[BEGIN Material provided]

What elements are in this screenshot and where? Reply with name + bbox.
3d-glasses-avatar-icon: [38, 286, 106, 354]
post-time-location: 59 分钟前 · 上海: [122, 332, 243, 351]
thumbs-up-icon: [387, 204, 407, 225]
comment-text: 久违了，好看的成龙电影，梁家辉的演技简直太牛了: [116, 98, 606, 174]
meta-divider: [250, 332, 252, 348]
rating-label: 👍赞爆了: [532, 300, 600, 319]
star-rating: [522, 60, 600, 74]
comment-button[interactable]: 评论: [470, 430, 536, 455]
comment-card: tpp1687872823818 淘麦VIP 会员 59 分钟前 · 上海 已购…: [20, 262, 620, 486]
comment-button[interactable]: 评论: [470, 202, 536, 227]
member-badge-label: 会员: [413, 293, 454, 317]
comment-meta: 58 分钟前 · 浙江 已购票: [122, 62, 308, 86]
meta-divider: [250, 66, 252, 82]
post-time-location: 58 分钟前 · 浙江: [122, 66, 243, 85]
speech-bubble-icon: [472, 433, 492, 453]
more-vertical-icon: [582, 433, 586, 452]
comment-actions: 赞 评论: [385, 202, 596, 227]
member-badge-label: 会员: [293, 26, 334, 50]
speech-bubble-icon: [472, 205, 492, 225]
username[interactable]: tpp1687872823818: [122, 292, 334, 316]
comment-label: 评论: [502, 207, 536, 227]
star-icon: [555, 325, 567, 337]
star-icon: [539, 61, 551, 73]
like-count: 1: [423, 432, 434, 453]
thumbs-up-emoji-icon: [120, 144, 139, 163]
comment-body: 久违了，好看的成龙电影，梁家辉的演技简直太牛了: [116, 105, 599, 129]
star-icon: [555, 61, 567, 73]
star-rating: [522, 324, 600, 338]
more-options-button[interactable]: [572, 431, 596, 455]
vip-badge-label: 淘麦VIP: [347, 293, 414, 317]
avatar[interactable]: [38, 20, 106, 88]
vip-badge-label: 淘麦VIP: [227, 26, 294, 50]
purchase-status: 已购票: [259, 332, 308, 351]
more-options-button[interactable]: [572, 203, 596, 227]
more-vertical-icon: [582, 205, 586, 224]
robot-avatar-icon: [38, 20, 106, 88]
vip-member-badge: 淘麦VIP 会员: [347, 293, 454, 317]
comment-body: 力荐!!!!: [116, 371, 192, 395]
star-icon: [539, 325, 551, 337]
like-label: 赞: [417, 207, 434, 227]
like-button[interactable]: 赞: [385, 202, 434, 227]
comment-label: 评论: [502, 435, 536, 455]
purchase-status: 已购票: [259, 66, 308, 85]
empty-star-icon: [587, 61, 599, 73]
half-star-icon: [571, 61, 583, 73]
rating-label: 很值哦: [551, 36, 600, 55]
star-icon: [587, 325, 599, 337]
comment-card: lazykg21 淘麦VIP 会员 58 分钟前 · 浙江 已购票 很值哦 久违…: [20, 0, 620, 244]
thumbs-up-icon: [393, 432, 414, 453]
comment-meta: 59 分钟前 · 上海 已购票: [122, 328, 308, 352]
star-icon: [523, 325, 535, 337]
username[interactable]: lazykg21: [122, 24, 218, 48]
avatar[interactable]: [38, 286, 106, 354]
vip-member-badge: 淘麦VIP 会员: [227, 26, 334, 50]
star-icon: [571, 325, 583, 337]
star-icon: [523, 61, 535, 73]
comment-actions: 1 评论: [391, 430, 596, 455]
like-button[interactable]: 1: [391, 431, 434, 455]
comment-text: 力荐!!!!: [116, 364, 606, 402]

[END Material provided]

__Exercise requirements__: Reproduce everything from the first line of the items above down to the line containing "star-rating: [522, 60, 600, 74]", including both of those lines.

__Written solution__:
What elements are in this screenshot and where? Reply with name + bbox.
3d-glasses-avatar-icon: [38, 286, 106, 354]
post-time-location: 59 分钟前 · 上海: [122, 332, 243, 351]
thumbs-up-icon: [387, 204, 407, 225]
comment-text: 久违了，好看的成龙电影，梁家辉的演技简直太牛了: [116, 98, 606, 174]
meta-divider: [250, 332, 252, 348]
rating-label: 👍赞爆了: [532, 300, 600, 319]
star-rating: [522, 60, 600, 74]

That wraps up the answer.